▶ _EXERCISE MATERIALS_
========================================================================

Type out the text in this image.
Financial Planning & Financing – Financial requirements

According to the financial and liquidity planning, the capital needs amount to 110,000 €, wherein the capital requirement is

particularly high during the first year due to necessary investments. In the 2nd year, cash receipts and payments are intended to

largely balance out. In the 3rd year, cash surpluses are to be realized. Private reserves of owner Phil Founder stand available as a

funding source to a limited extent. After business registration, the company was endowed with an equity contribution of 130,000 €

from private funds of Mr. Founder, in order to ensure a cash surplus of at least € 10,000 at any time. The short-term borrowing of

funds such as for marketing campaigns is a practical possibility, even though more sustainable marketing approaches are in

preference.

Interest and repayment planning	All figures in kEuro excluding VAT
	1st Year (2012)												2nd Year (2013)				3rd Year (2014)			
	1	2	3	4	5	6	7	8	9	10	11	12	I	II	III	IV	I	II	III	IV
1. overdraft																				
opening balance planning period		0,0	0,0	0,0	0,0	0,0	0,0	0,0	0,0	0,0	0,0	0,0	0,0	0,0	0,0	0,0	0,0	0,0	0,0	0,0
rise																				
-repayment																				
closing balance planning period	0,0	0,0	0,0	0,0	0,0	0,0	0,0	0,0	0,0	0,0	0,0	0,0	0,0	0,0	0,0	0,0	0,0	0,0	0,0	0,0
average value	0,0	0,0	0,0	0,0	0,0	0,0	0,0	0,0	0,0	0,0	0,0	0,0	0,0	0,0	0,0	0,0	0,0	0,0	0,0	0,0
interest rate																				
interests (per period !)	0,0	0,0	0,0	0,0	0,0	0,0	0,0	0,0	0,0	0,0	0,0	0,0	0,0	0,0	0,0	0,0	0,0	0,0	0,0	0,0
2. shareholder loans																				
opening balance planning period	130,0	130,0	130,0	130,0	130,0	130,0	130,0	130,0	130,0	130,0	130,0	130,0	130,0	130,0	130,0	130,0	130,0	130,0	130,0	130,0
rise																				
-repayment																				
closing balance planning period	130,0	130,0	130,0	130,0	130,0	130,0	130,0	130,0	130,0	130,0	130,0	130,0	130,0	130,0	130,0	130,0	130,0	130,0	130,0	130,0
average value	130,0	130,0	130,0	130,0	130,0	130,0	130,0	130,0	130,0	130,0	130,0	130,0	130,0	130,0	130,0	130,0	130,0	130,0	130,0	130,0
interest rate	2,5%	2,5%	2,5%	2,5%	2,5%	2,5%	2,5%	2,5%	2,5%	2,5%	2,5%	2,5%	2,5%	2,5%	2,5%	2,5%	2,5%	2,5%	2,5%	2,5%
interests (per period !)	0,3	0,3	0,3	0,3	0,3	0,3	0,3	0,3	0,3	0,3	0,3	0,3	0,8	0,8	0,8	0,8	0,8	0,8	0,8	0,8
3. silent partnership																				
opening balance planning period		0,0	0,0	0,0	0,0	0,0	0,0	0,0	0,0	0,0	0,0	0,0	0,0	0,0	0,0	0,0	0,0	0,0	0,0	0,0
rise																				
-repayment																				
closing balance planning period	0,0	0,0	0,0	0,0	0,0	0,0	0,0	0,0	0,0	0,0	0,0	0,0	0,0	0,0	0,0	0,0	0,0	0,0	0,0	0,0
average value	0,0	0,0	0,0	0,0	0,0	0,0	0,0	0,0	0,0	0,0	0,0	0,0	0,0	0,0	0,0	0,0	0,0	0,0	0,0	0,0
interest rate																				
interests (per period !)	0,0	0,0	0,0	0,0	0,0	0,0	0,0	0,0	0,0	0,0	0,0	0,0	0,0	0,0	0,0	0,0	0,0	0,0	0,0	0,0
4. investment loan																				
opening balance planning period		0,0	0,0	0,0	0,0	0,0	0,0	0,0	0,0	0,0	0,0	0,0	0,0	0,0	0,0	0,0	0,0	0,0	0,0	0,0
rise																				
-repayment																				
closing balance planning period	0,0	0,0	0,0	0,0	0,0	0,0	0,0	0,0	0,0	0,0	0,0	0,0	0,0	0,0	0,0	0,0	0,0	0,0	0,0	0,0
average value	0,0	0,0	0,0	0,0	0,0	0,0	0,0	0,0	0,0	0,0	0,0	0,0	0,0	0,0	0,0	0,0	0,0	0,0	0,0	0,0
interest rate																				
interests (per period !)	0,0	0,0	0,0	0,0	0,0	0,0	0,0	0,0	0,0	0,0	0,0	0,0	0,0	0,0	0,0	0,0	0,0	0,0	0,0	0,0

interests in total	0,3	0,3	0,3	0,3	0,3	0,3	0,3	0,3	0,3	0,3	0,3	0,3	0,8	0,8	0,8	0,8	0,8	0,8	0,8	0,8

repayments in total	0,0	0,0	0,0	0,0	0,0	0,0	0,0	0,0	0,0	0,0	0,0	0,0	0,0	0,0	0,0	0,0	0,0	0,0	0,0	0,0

========================================================================

▶ _TASK TO COMPLETE_
Give the material above again, word for word.

▶ _OUTPUT_
Type out the text in this image.
Financial Planning & Financing – Financial requirements

According to the financial and liquidity planning, the capital needs amount to 110,000 €, wherein the capital requirement is

particularly high during the first year due to necessary investments. In the 2nd year, cash receipts and payments are intended to

largely balance out. In the 3rd year, cash surpluses are to be realized. Private reserves of owner Phil Founder stand available as a

funding source to a limited extent. After business registration, the company was endowed with an equity contribution of 130,000 €

from private funds of Mr. Founder, in order to ensure a cash surplus of at least € 10,000 at any time. The short-term borrowing of

funds such as for marketing campaigns is a practical possibility, even though more sustainable marketing approaches are in

preference.

Interest and repayment planning	All figures in kEuro excluding VAT
	1st Year (2012)												2nd Year (2013)				3rd Year (2014)			
	1	2	3	4	5	6	7	8	9	10	11	12	I	II	III	IV	I	II	III	IV
1. overdraft																				
opening balance planning period		0,0	0,0	0,0	0,0	0,0	0,0	0,0	0,0	0,0	0,0	0,0	0,0	0,0	0,0	0,0	0,0	0,0	0,0	0,0
rise																				
-repayment																				
closing balance planning period	0,0	0,0	0,0	0,0	0,0	0,0	0,0	0,0	0,0	0,0	0,0	0,0	0,0	0,0	0,0	0,0	0,0	0,0	0,0	0,0
average value	0,0	0,0	0,0	0,0	0,0	0,0	0,0	0,0	0,0	0,0	0,0	0,0	0,0	0,0	0,0	0,0	0,0	0,0	0,0	0,0
interest rate																				
interests (per period !)	0,0	0,0	0,0	0,0	0,0	0,0	0,0	0,0	0,0	0,0	0,0	0,0	0,0	0,0	0,0	0,0	0,0	0,0	0,0	0,0
2. shareholder loans																				
opening balance planning period	130,0	130,0	130,0	130,0	130,0	130,0	130,0	130,0	130,0	130,0	130,0	130,0	130,0	130,0	130,0	130,0	130,0	130,0	130,0	130,0
rise																				
-repayment																				
closing balance planning period	130,0	130,0	130,0	130,0	130,0	130,0	130,0	130,0	130,0	130,0	130,0	130,0	130,0	130,0	130,0	130,0	130,0	130,0	130,0	130,0
average value	130,0	130,0	130,0	130,0	130,0	130,0	130,0	130,0	130,0	130,0	130,0	130,0	130,0	130,0	130,0	130,0	130,0	130,0	130,0	130,0
interest rate	2,5%	2,5%	2,5%	2,5%	2,5%	2,5%	2,5%	2,5%	2,5%	2,5%	2,5%	2,5%	2,5%	2,5%	2,5%	2,5%	2,5%	2,5%	2,5%	2,5%
interests (per period !)	0,3	0,3	0,3	0,3	0,3	0,3	0,3	0,3	0,3	0,3	0,3	0,3	0,8	0,8	0,8	0,8	0,8	0,8	0,8	0,8
3. silent partnership																				
opening balance planning period		0,0	0,0	0,0	0,0	0,0	0,0	0,0	0,0	0,0	0,0	0,0	0,0	0,0	0,0	0,0	0,0	0,0	0,0	0,0
rise																				
-repayment																				
closing balance planning period	0,0	0,0	0,0	0,0	0,0	0,0	0,0	0,0	0,0	0,0	0,0	0,0	0,0	0,0	0,0	0,0	0,0	0,0	0,0	0,0
average value	0,0	0,0	0,0	0,0	0,0	0,0	0,0	0,0	0,0	0,0	0,0	0,0	0,0	0,0	0,0	0,0	0,0	0,0	0,0	0,0
interest rate																				
interests (per period !)	0,0	0,0	0,0	0,0	0,0	0,0	0,0	0,0	0,0	0,0	0,0	0,0	0,0	0,0	0,0	0,0	0,0	0,0	0,0	0,0
4. investment loan																				
opening balance planning period		0,0	0,0	0,0	0,0	0,0	0,0	0,0	0,0	0,0	0,0	0,0	0,0	0,0	0,0	0,0	0,0	0,0	0,0	0,0
rise																				
-repayment																				
closing balance planning period	0,0	0,0	0,0	0,0	0,0	0,0	0,0	0,0	0,0	0,0	0,0	0,0	0,0	0,0	0,0	0,0	0,0	0,0	0,0	0,0
average value	0,0	0,0	0,0	0,0	0,0	0,0	0,0	0,0	0,0	0,0	0,0	0,0	0,0	0,0	0,0	0,0	0,0	0,0	0,0	0,0
interest rate																				
interests (per period !)	0,0	0,0	0,0	0,0	0,0	0,0	0,0	0,0	0,0	0,0	0,0	0,0	0,0	0,0	0,0	0,0	0,0	0,0	0,0	0,0

interests in total	0,3	0,3	0,3	0,3	0,3	0,3	0,3	0,3	0,3	0,3	0,3	0,3	0,8	0,8	0,8	0,8	0,8	0,8	0,8	0,8

repayments in total	0,0	0,0	0,0	0,0	0,0	0,0	0,0	0,0	0,0	0,0	0,0	0,0	0,0	0,0	0,0	0,0	0,0	0,0	0,0	0,0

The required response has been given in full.